**WRITTEN REQUEST**
In the entries that follow, count each line containing "username" and state the total, nothing more.
────────
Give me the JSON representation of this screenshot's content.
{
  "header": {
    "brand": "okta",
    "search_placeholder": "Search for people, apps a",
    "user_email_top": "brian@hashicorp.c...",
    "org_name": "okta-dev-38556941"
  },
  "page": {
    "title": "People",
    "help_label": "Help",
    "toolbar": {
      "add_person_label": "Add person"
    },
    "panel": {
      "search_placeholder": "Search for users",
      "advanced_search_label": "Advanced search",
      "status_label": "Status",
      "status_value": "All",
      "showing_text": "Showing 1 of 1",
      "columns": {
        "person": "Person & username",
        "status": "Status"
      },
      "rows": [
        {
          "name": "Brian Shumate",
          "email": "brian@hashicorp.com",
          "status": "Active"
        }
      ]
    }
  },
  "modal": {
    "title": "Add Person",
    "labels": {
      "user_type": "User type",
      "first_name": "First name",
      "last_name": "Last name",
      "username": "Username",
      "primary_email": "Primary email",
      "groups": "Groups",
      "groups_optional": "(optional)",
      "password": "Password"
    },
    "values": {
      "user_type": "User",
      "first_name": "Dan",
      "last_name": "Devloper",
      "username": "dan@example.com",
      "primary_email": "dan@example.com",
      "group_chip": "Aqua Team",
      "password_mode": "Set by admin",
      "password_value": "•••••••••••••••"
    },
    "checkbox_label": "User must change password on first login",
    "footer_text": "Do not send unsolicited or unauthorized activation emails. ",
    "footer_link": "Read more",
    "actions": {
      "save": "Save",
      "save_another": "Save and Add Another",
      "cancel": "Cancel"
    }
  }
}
────────
**RESPONSE TO THIS TASK**
3